• **Exercise directions**: Reproduce the lines from the line with "y-tick-label: 9000 bbox=[30, 88, 58, 101]" to the line with "x-tick-label: 09 bbox=[181, 411, 195, 424]" without any changes.

# START OF Data for this task

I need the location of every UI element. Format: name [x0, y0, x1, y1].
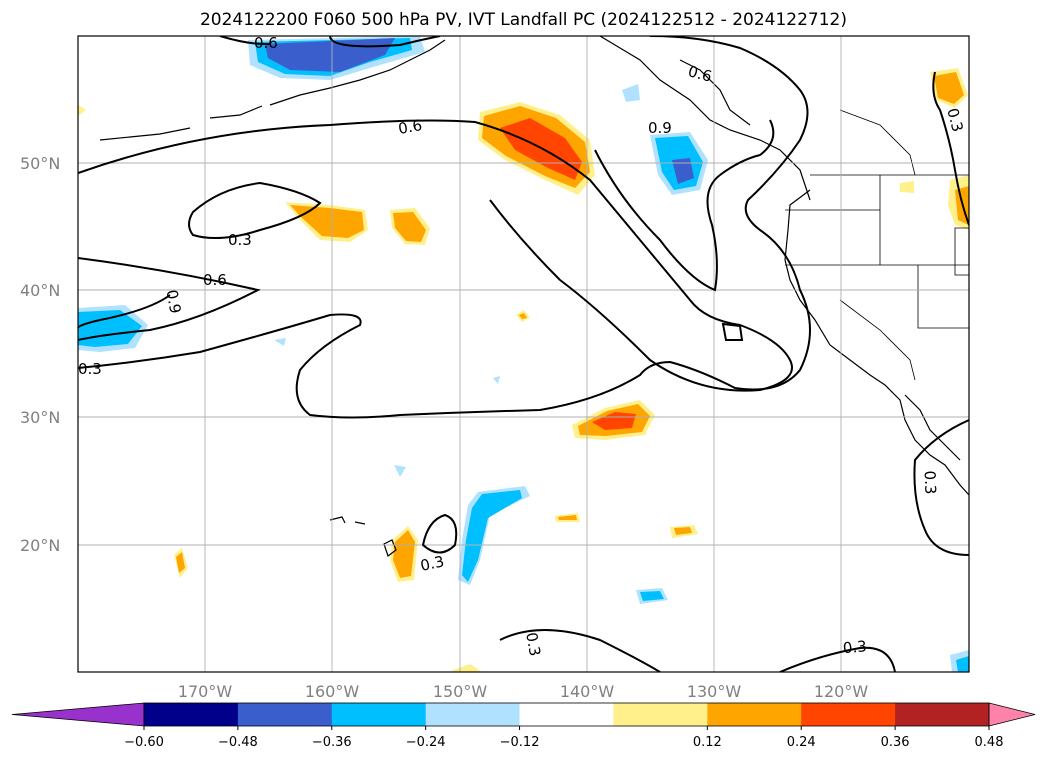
colorbar-tick-label: 0.24 — [787, 735, 816, 750]
lon-tick-label: 140°W — [560, 682, 615, 701]
lon-tick-labels: 170°W 160°W 150°W 140°W 130°W 120°W — [178, 682, 869, 701]
contour-label: 0.3 — [522, 631, 544, 658]
colorbar-tick-labels: −0.60 −0.48 −0.36 −0.24 −0.12 0.12 0.24 0.36 0.4… — [124, 726, 1004, 750]
contour-label: 0.3 — [921, 470, 940, 494]
contour-label: 0.6 — [397, 116, 424, 138]
lat-tick-label: 30°N — [20, 408, 60, 427]
colorbar-frame — [143, 702, 990, 727]
contour-label: 0.3 — [419, 552, 446, 575]
contour-label: 0.6 — [254, 34, 278, 52]
colorbar — [11, 702, 1036, 727]
map-title: 2024122200 F060 500 hPa PV, IVT Landfall… — [199, 10, 847, 30]
colorbar-extend-high — [988, 702, 1036, 727]
contour-label: 0.6 — [686, 62, 714, 86]
pv-contours — [78, 36, 969, 672]
colorbar-bin — [801, 703, 896, 726]
contour-label: 0.9 — [163, 288, 185, 315]
lat-tick-label: 40°N — [20, 281, 60, 300]
colorbar-bin — [895, 703, 990, 726]
lat-tick-labels: 50°N 40°N 30°N 20°N — [20, 154, 60, 555]
colorbar-bin — [144, 703, 239, 726]
colorbar-tick-label: −0.24 — [406, 735, 446, 750]
contour-label: 0.3 — [78, 360, 102, 378]
gridlines — [78, 36, 969, 672]
lon-tick-label: 130°W — [687, 682, 742, 701]
contour-label: 0.3 — [943, 106, 967, 134]
colorbar-tick-label: 0.12 — [693, 735, 722, 750]
contour-label: 0.3 — [842, 637, 867, 657]
contour-label: 0.9 — [648, 119, 672, 137]
borders — [785, 109, 969, 381]
contour-label: 0.3 — [228, 231, 252, 249]
plot-frame — [77, 35, 970, 673]
colorbar-bin — [519, 703, 614, 726]
contour-labels: 0.6 0.6 0.9 0.6 0.3 0.6 0.9 0.3 0.3 0.3 … — [78, 34, 967, 658]
contour-label: 0.6 — [203, 271, 227, 289]
colorbar-tick-label: −0.60 — [124, 735, 164, 750]
lat-tick-label: 50°N — [20, 154, 60, 173]
colorbar-tick-label: −0.48 — [218, 735, 258, 750]
colorbar-tick-label: 0.36 — [881, 735, 910, 750]
colorbar-tick-label: 0.48 — [975, 735, 1004, 750]
colorbar-bin — [613, 703, 708, 726]
colorbar-tick-label: −0.12 — [500, 735, 540, 750]
colorbar-bin — [331, 703, 427, 726]
lon-tick-label: 160°W — [305, 682, 360, 701]
colorbar-tick-label: −0.36 — [312, 735, 352, 750]
colorbar-bin — [425, 703, 521, 726]
map-plot-area: 0.6 0.6 0.9 0.6 0.3 0.6 0.9 0.3 0.3 0.3 … — [78, 34, 969, 672]
lon-tick-label: 150°W — [433, 682, 488, 701]
pv-shading — [78, 36, 969, 672]
colorbar-bin — [237, 703, 333, 726]
lon-tick-label: 170°W — [178, 682, 233, 701]
colorbar-bin — [707, 703, 802, 726]
colorbar-extend-low — [11, 702, 145, 727]
lat-tick-label: 20°N — [20, 536, 60, 555]
lon-tick-label: 120°W — [814, 682, 869, 701]
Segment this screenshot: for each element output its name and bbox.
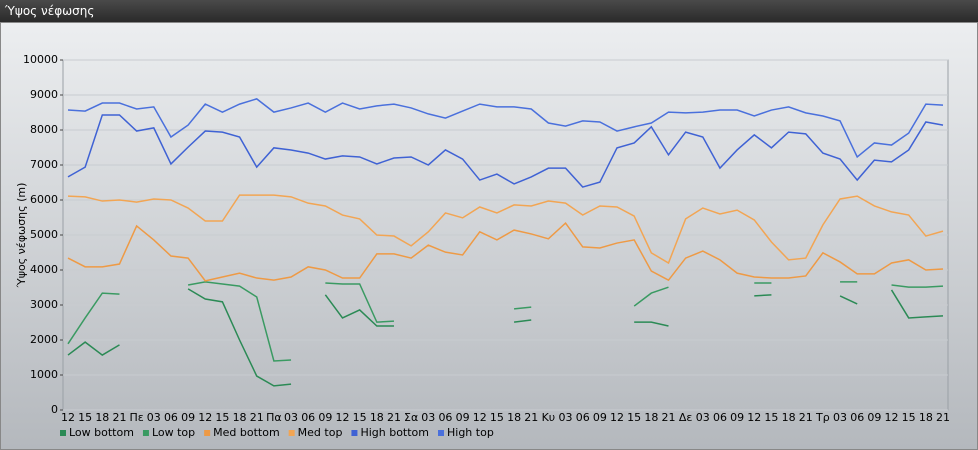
y-tick-label: 9000 bbox=[30, 88, 58, 101]
legend-label: Med top bbox=[298, 426, 343, 439]
x-tick-label: 21 bbox=[661, 411, 675, 424]
x-tick-label: 12 bbox=[61, 411, 75, 424]
x-tick-label: 03 bbox=[696, 411, 710, 424]
legend-swatch bbox=[204, 430, 211, 436]
y-tick-label: 10000 bbox=[23, 53, 58, 66]
y-tick-label: 8000 bbox=[30, 123, 58, 136]
x-tick-label: Πε bbox=[130, 411, 144, 424]
legend-swatch bbox=[351, 430, 358, 436]
x-tick-label: 03 bbox=[284, 411, 298, 424]
x-tick-label: 18 bbox=[370, 411, 384, 424]
series-line bbox=[67, 221, 944, 282]
y-tick-label: 5000 bbox=[30, 228, 58, 241]
x-tick-label: 15 bbox=[490, 411, 504, 424]
x-tick-label: 09 bbox=[181, 411, 195, 424]
legend-label: Med bottom bbox=[213, 426, 280, 439]
legend-label: Low bottom bbox=[69, 426, 134, 439]
x-tick-label: 12 bbox=[198, 411, 212, 424]
x-tick-label: Κυ bbox=[542, 411, 556, 424]
y-tick-label: 2000 bbox=[30, 333, 58, 346]
x-tick-label: 06 bbox=[576, 411, 590, 424]
x-tick-label: 03 bbox=[559, 411, 573, 424]
x-tick-label: 21 bbox=[387, 411, 401, 424]
x-tick-label: 18 bbox=[782, 411, 796, 424]
x-tick-label: 06 bbox=[438, 411, 452, 424]
chart: Ύψος νέφωσης (m) 0 1000 2000 3000 4000 5000 60… bbox=[0, 22, 978, 450]
x-tick-label: 09 bbox=[730, 411, 744, 424]
x-tick-label: 12 bbox=[747, 411, 761, 424]
x-tick-label: 12 bbox=[336, 411, 350, 424]
y-tick-label: 1000 bbox=[30, 368, 58, 381]
legend-swatch bbox=[288, 430, 295, 436]
x-tick-label: 15 bbox=[627, 411, 641, 424]
series-line bbox=[67, 114, 944, 188]
x-tick-label: 15 bbox=[353, 411, 367, 424]
series-line bbox=[67, 98, 944, 159]
x-tick-label: Πα bbox=[266, 411, 282, 424]
series-line bbox=[67, 288, 944, 387]
legend-swatch bbox=[142, 430, 149, 436]
x-tick-label: 21 bbox=[250, 411, 264, 424]
x-tick-label: 12 bbox=[473, 411, 487, 424]
x-tick-label: 12 bbox=[885, 411, 899, 424]
y-tick-label: 6000 bbox=[30, 193, 58, 206]
x-tick-label: 21 bbox=[799, 411, 813, 424]
y-tick-label: 7000 bbox=[30, 158, 58, 171]
legend-swatch bbox=[438, 430, 444, 436]
x-tick-label: 03 bbox=[833, 411, 847, 424]
x-tick-label: 15 bbox=[215, 411, 229, 424]
x-tick-label: 21 bbox=[112, 411, 126, 424]
x-tick-label: Δε bbox=[679, 411, 693, 424]
x-tick-label: 03 bbox=[147, 411, 161, 424]
x-tick-label: 06 bbox=[850, 411, 864, 424]
legend-label: High top bbox=[447, 426, 494, 439]
x-tick-label: 12 bbox=[610, 411, 624, 424]
y-tick-label: 3000 bbox=[30, 298, 58, 311]
x-tick-label: 21 bbox=[524, 411, 538, 424]
series-line bbox=[67, 281, 944, 362]
x-tick-label: 18 bbox=[507, 411, 521, 424]
x-tick-label: 09 bbox=[867, 411, 881, 424]
window-title: Ύψος νέφωσης bbox=[0, 0, 978, 22]
y-tick-label: 4000 bbox=[30, 263, 58, 276]
x-tick-label: 18 bbox=[95, 411, 109, 424]
x-tick-label: 18 bbox=[919, 411, 933, 424]
x-tick-label: 21 bbox=[936, 411, 950, 424]
x-tick-label: Τρ bbox=[815, 411, 830, 424]
x-tick-label: 15 bbox=[78, 411, 92, 424]
legend-label: Low top bbox=[152, 426, 195, 439]
series-line bbox=[67, 194, 944, 265]
x-tick-label: 06 bbox=[301, 411, 315, 424]
y-tick-label: 0 bbox=[51, 403, 58, 416]
x-tick-label: 18 bbox=[233, 411, 247, 424]
x-tick-label: 03 bbox=[421, 411, 435, 424]
x-tick-label: 15 bbox=[902, 411, 916, 424]
x-tick-label: 18 bbox=[644, 411, 658, 424]
x-tick-label: 06 bbox=[164, 411, 178, 424]
legend-label: High bottom bbox=[360, 426, 429, 439]
x-tick-label: 09 bbox=[318, 411, 332, 424]
x-tick-label: 09 bbox=[593, 411, 607, 424]
x-tick-label: 15 bbox=[764, 411, 778, 424]
x-tick-label: 06 bbox=[713, 411, 727, 424]
legend-swatch bbox=[60, 430, 66, 436]
x-tick-label: Σα bbox=[404, 411, 418, 424]
x-tick-label: 09 bbox=[456, 411, 470, 424]
y-axis-label: Ύψος νέφωσης (m) bbox=[15, 183, 28, 289]
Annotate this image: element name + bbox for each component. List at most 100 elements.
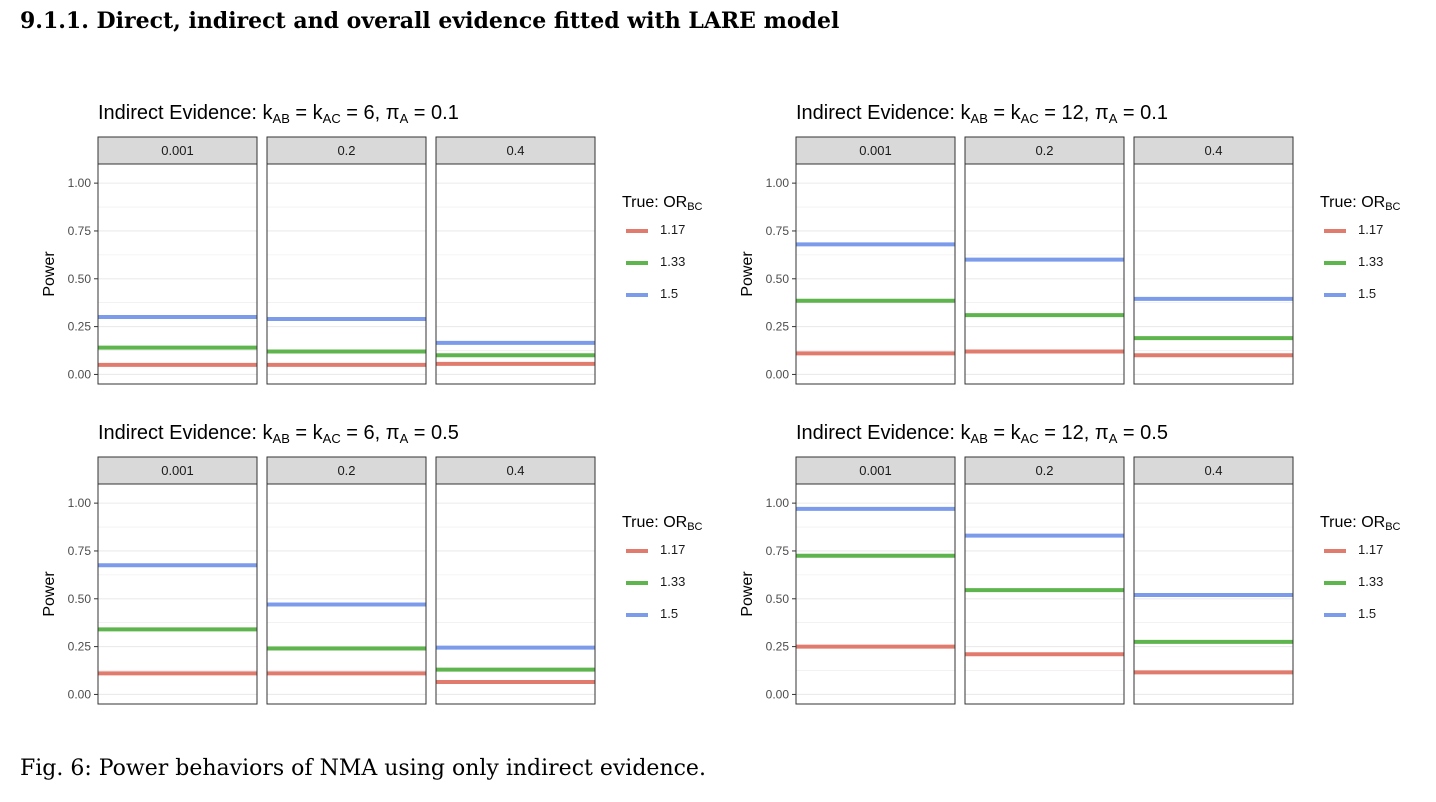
facet-border [795,483,956,705]
facet-panel [267,164,426,384]
y-axis-label: Power [41,571,58,617]
legend-key [626,581,648,585]
legend-item: 1.33 [622,569,702,597]
title-sub-a: A [399,431,409,446]
facet-border [1133,483,1294,705]
facet-label: 0.2 [337,143,355,158]
chart-title: Indirect Evidence: kAB = kAC = 12, πA = … [796,102,1168,126]
facet-panel [267,484,426,704]
y-tick-label: 1.00 [68,176,92,190]
title-suffix: = 0.1 [408,102,459,124]
title-mid-2: = 6, π [340,102,400,124]
legend-title: True: ORBC [1320,194,1400,213]
title-mid-1: = k [289,102,323,124]
facet-label: 0.4 [1204,463,1222,478]
y-tick-label: 0.25 [68,320,92,334]
facet-border [1133,163,1294,385]
legend-label: 1.5 [1358,606,1377,621]
legend-item: 1.33 [622,249,702,277]
title-prefix: Indirect Evidence: k [796,102,971,124]
facet-panel [965,484,1124,704]
title-sub-a: A [399,111,409,126]
facet-border [795,163,956,385]
legend-label: 1.5 [660,606,679,621]
facet-label: 0.001 [859,143,892,158]
legend-title-sub: BC [687,521,703,533]
title-sub-ac: AC [1020,431,1039,446]
facet-label: 0.001 [859,463,892,478]
y-tick-label: 0.75 [766,224,790,238]
facet-border [266,483,427,705]
legend-item: 1.5 [622,281,702,309]
facet-strip [266,136,427,165]
facet-border [266,163,427,385]
facet-border [97,483,258,705]
facet-strip [795,136,956,165]
facet-label: 0.4 [1204,143,1222,158]
legend-key [626,261,648,265]
title-sub-ac: AC [1020,111,1039,126]
legend-item: 1.33 [1320,569,1400,597]
y-tick-label: 0.00 [68,687,92,701]
title-suffix: = 0.5 [1117,422,1168,444]
title-mid-2: = 12, π [1038,422,1109,444]
legend-item: 1.33 [1320,249,1400,277]
chart-k12-pi01: Indirect Evidence: kAB = kAC = 12, πA = … [738,96,1428,414]
title-sub-ab: AB [970,431,988,446]
legend-label: 1.5 [1358,286,1377,301]
legend-key [626,613,648,617]
legend-item: 1.5 [1320,281,1400,309]
y-tick-label: 0.00 [68,367,92,381]
title-sub-a: A [1108,111,1118,126]
plot-area: Power 0.00 0.25 0.50 0.75 1.00 0.001 0.2 0.4 [41,136,596,385]
legend-title: True: ORBC [1320,514,1400,533]
plot-area: Power 0.00 0.25 0.50 0.75 1.00 0.001 0.2 0.4 [739,456,1294,705]
legend-key [626,549,648,553]
y-axis-label: Power [739,571,756,617]
y-tick-label: 0.75 [766,544,790,558]
legend: True: ORBC 1.17 1.33 1.5 [1320,194,1400,309]
facet-label: 0.2 [1035,463,1053,478]
legend-title: True: ORBC [622,514,702,533]
facet-border [435,483,596,705]
facet-strip [1133,456,1294,485]
y-axis-label: Power [739,251,756,297]
title-sub-ab: AB [272,431,290,446]
legend-key [1324,229,1346,233]
title-sub-a: A [1108,431,1118,446]
y-axis-label: Power [41,251,58,297]
legend-title: True: ORBC [622,194,702,213]
y-tick-label: 0.25 [766,320,790,334]
facet-panel [436,484,595,704]
figure-caption: Fig. 6: Power behaviors of NMA using onl… [20,756,706,781]
legend-key [626,229,648,233]
legend-title-text: True: OR [622,194,688,211]
y-tick-label: 0.25 [766,640,790,654]
legend-key [1324,261,1346,265]
facet-strip [795,456,956,485]
y-tick-label: 0.00 [766,687,790,701]
title-mid-2: = 6, π [340,422,400,444]
facet-label: 0.4 [506,143,524,158]
facet-border [97,163,258,385]
chart-title: Indirect Evidence: kAB = kAC = 6, πA = 0… [98,102,459,126]
legend-label: 1.17 [1358,222,1384,237]
legend-key [1324,581,1346,585]
title-suffix: = 0.5 [408,422,459,444]
legend-item: 1.5 [622,601,702,629]
legend-label: 1.33 [1358,574,1384,589]
title-mid-2: = 12, π [1038,102,1109,124]
facet-panel [796,164,955,384]
facet-label: 0.2 [1035,143,1053,158]
y-tick-label: 0.50 [68,592,92,606]
facet-strip [435,136,596,165]
facet-label: 0.001 [161,143,194,158]
y-tick-label: 0.75 [68,544,92,558]
y-tick-label: 0.25 [68,640,92,654]
legend-label: 1.33 [1358,254,1384,269]
facet-label: 0.001 [161,463,194,478]
y-tick-label: 0.00 [766,367,790,381]
title-suffix: = 0.1 [1117,102,1168,124]
plot-area: Power 0.00 0.25 0.50 0.75 1.00 0.001 0.2 0.4 [41,456,596,705]
plot-area: Power 0.00 0.25 0.50 0.75 1.00 0.001 0.2 0.4 [739,136,1294,385]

# END OF Data for this task

• **Result**:
y-tick-label: 9000 bbox=[30, 88, 58, 101]
legend-label: Med top bbox=[298, 426, 343, 439]
x-tick-label: 21 bbox=[661, 411, 675, 424]
x-tick-label: 12 bbox=[61, 411, 75, 424]
x-tick-label: 03 bbox=[696, 411, 710, 424]
legend-swatch bbox=[204, 430, 211, 436]
y-tick-label: 10000 bbox=[23, 53, 58, 66]
y-tick-label: 8000 bbox=[30, 123, 58, 136]
x-tick-label: Πε bbox=[130, 411, 144, 424]
legend-swatch bbox=[351, 430, 358, 436]
x-tick-label: 03 bbox=[284, 411, 298, 424]
x-tick-label: 18 bbox=[370, 411, 384, 424]
series-line bbox=[67, 221, 944, 282]
y-tick-label: 5000 bbox=[30, 228, 58, 241]
x-tick-label: 15 bbox=[490, 411, 504, 424]
x-tick-label: 09 bbox=[181, 411, 195, 424]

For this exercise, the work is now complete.